··· Data to process
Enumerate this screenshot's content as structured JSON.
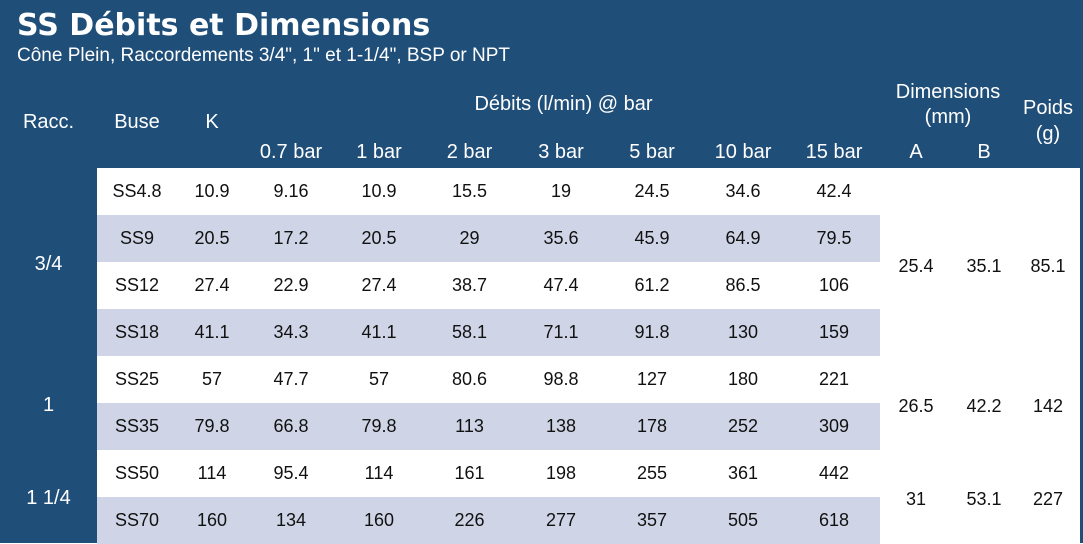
{
  "title": "SS Débits et Dimensions",
  "subtitle": "Cône Plein, Raccordements 3/4\", 1\" et 1-1/4\", BSP or NPT",
  "headers": {
    "racc": "Racc.",
    "buse": "Buse",
    "k": "K",
    "debits": "Débits (l/min) @ bar",
    "pressures": [
      "0.7 bar",
      "1 bar",
      "2 bar",
      "3 bar",
      "5 bar",
      "10 bar",
      "15 bar"
    ],
    "dimensions": "Dimensions",
    "dimensions_unit": "(mm)",
    "dim_a": "A",
    "dim_b": "B",
    "poids": "Poids",
    "poids_unit": "(g)"
  },
  "groups": [
    {
      "racc": "3/4",
      "A": "25.4",
      "B": "35.1",
      "poids": "85.1"
    },
    {
      "racc": "1",
      "A": "26.5",
      "B": "42.2",
      "poids": "142"
    },
    {
      "racc": "1 1/4",
      "A": "31",
      "B": "53.1",
      "poids": "227"
    }
  ],
  "rows": [
    {
      "buse": "SS4.8",
      "k": "10.9",
      "flows": [
        "9.16",
        "10.9",
        "15.5",
        "19",
        "24.5",
        "34.6",
        "42.4"
      ]
    },
    {
      "buse": "SS9",
      "k": "20.5",
      "flows": [
        "17.2",
        "20.5",
        "29",
        "35.6",
        "45.9",
        "64.9",
        "79.5"
      ]
    },
    {
      "buse": "SS12",
      "k": "27.4",
      "flows": [
        "22.9",
        "27.4",
        "38.7",
        "47.4",
        "61.2",
        "86.5",
        "106"
      ]
    },
    {
      "buse": "SS18",
      "k": "41.1",
      "flows": [
        "34.3",
        "41.1",
        "58.1",
        "71.1",
        "91.8",
        "130",
        "159"
      ]
    },
    {
      "buse": "SS25",
      "k": "57",
      "flows": [
        "47.7",
        "57",
        "80.6",
        "98.8",
        "127",
        "180",
        "221"
      ]
    },
    {
      "buse": "SS35",
      "k": "79.8",
      "flows": [
        "66.8",
        "79.8",
        "113",
        "138",
        "178",
        "252",
        "309"
      ]
    },
    {
      "buse": "SS50",
      "k": "114",
      "flows": [
        "95.4",
        "114",
        "161",
        "198",
        "255",
        "361",
        "442"
      ]
    },
    {
      "buse": "SS70",
      "k": "160",
      "flows": [
        "134",
        "160",
        "226",
        "277",
        "357",
        "505",
        "618"
      ]
    }
  ],
  "colors": {
    "header_bg": "#1f4e79",
    "row_shade": "#cfd5e6",
    "header_text": "#ffffff"
  }
}
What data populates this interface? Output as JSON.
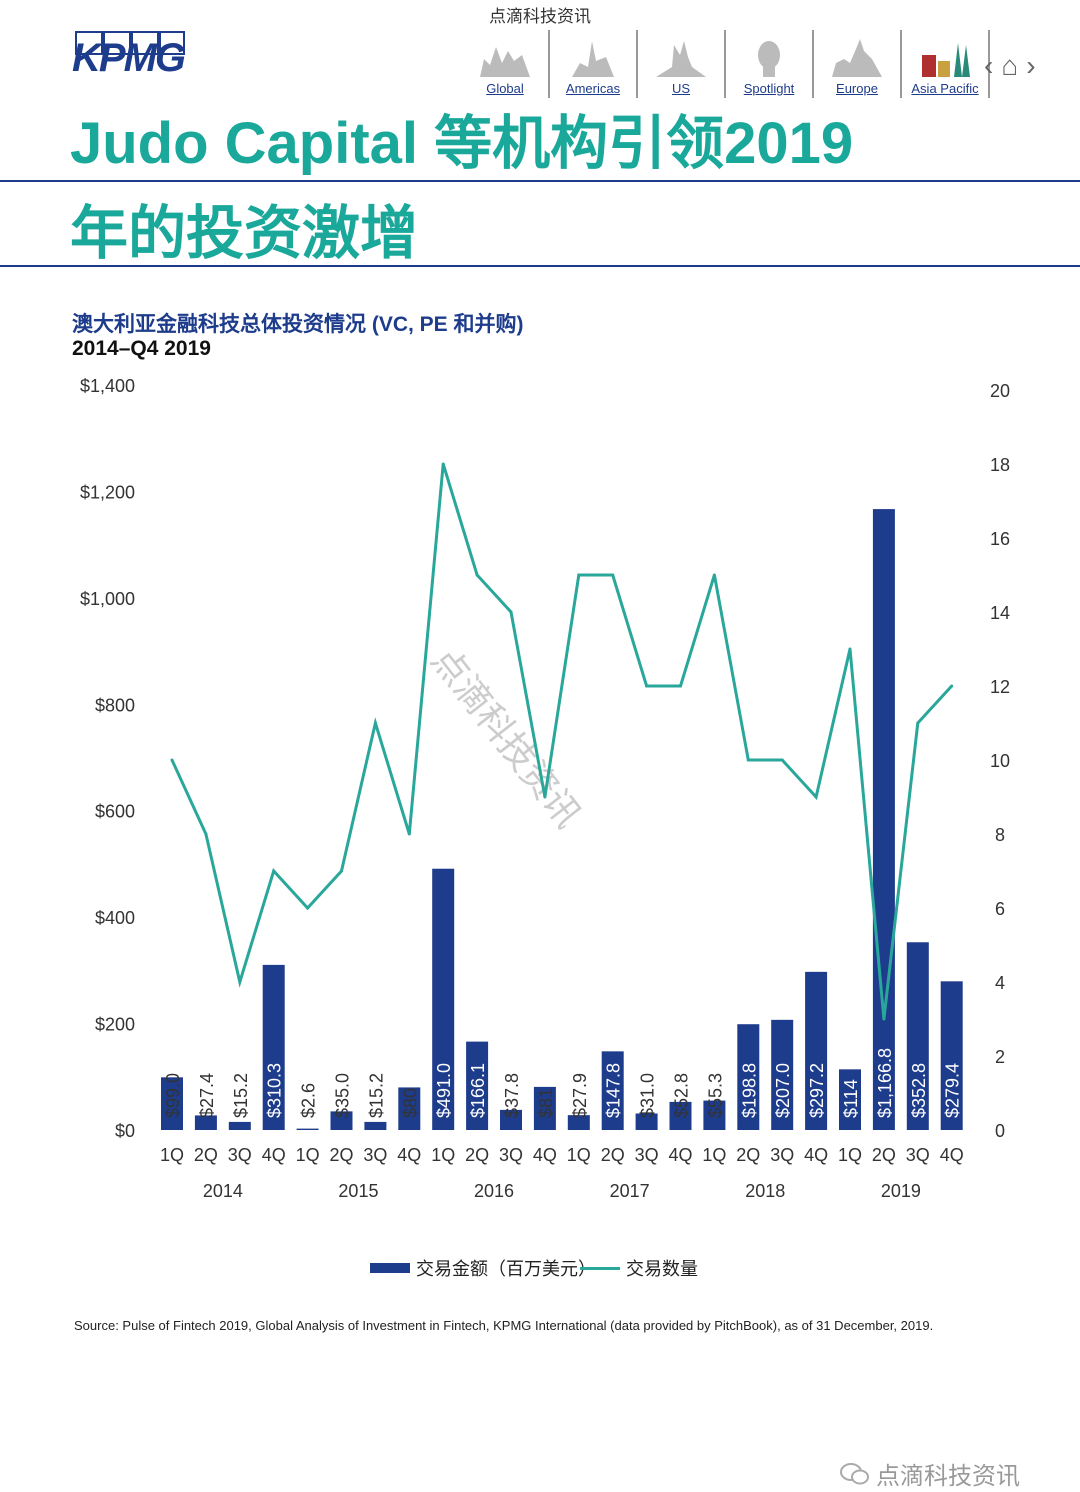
{
  "watermark_top": "点滴科技资讯",
  "logo": "KPMG",
  "nav": [
    "Global",
    "Americas",
    "US",
    "Spotlight",
    "Europe",
    "Asia Pacific"
  ],
  "nav_arrows": {
    "prev": "chevron-left-icon",
    "home": "home-icon",
    "next": "chevron-right-icon"
  },
  "title_line1": "Judo Capital 等机构引领2019",
  "title_line2": "年的投资激增",
  "subtitle": "澳大利亚金融科技总体投资情况 (VC, PE 和并购)",
  "period": "2014–Q4 2019",
  "chart_data": {
    "type": "bar+line",
    "title": "澳大利亚金融科技总体投资情况 (VC, PE 和并购)",
    "categories": [
      "1Q",
      "2Q",
      "3Q",
      "4Q",
      "1Q",
      "2Q",
      "3Q",
      "4Q",
      "1Q",
      "2Q",
      "3Q",
      "4Q",
      "1Q",
      "2Q",
      "3Q",
      "4Q",
      "1Q",
      "2Q",
      "3Q",
      "4Q",
      "1Q",
      "2Q",
      "3Q",
      "4Q"
    ],
    "years": [
      "2014",
      "2015",
      "2016",
      "2017",
      "2018",
      "2019"
    ],
    "series": [
      {
        "name": "交易金额（百万美元）",
        "type": "bar",
        "axis": "left",
        "color": "#1e3c8c",
        "values": [
          99.0,
          27.4,
          15.2,
          310.3,
          2.6,
          35.0,
          15.2,
          80,
          491.0,
          166.1,
          37.8,
          81,
          27.9,
          147.8,
          31.0,
          52.8,
          55.3,
          198.8,
          207.0,
          297.2,
          114,
          1166.8,
          352.8,
          279.4
        ],
        "labels": [
          "$99.0",
          "$27.4",
          "$15.2",
          "$310.3",
          "$2.6",
          "$35.0",
          "$15.2",
          "$80",
          "$491.0",
          "$166.1",
          "$37.8",
          "$81",
          "$27.9",
          "$147.8",
          "$31.0",
          "$52.8",
          "$55.3",
          "$198.8",
          "$207.0",
          "$297.2",
          "$114",
          "$1,166.8",
          "$352.8",
          "$279.4"
        ]
      },
      {
        "name": "交易数量",
        "type": "line",
        "axis": "right",
        "color": "#2aa79b",
        "values": [
          10,
          8,
          4,
          7,
          6,
          7,
          11,
          8,
          18,
          15,
          14,
          9,
          15,
          15,
          12,
          12,
          15,
          10,
          10,
          9,
          13,
          3,
          11,
          12
        ]
      }
    ],
    "y_left": {
      "ylim": [
        0,
        1400
      ],
      "ticks": [
        0,
        200,
        400,
        600,
        800,
        1000,
        1200,
        1400
      ],
      "tick_labels": [
        "$0",
        "$200",
        "$400",
        "$600",
        "$800",
        "$1,000",
        "$1,200",
        "$1,400"
      ]
    },
    "y_right": {
      "ylim": [
        0,
        20
      ],
      "ticks": [
        0,
        2,
        4,
        6,
        8,
        10,
        12,
        14,
        16,
        18,
        20
      ],
      "tick_labels": [
        "0",
        "2",
        "4",
        "6",
        "8",
        "10",
        "12",
        "14",
        "16",
        "18",
        "20"
      ]
    },
    "grid": false,
    "legend_position": "bottom"
  },
  "chart_watermark": "点滴科技资讯",
  "source": "Source: Pulse of Fintech 2019, Global Analysis of Investment in Fintech, KPMG International (data provided by PitchBook), as of 31 December, 2019.",
  "footer": "点滴科技资讯"
}
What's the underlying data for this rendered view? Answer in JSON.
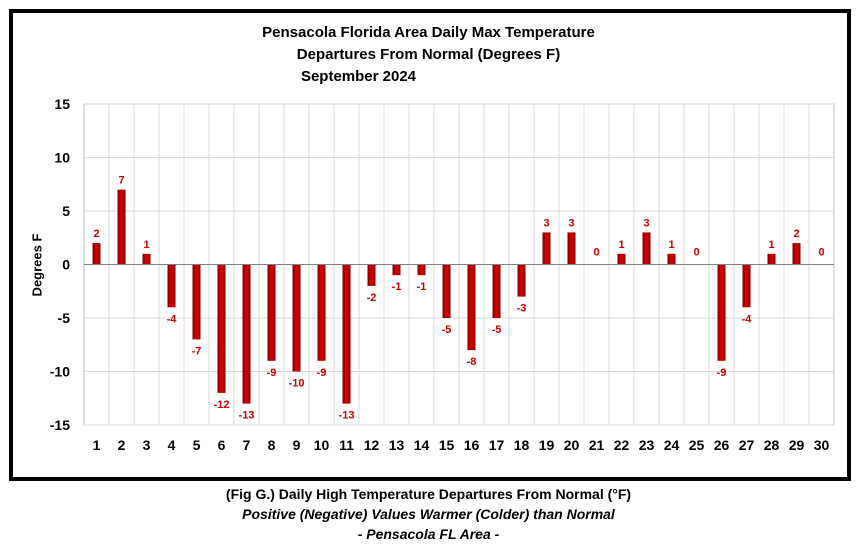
······
* _Exercise instructions_: Identify and copy lines that hold the string "buse".

* _Completed task_:
    "buse": "Buse",
      "buse": "SS4.8",
      "buse": "SS9",
      "buse": "SS12",
      "buse": "SS18",
      "buse": "SS25",
      "buse": "SS35",
      "buse": "SS50",
      "buse": "SS70",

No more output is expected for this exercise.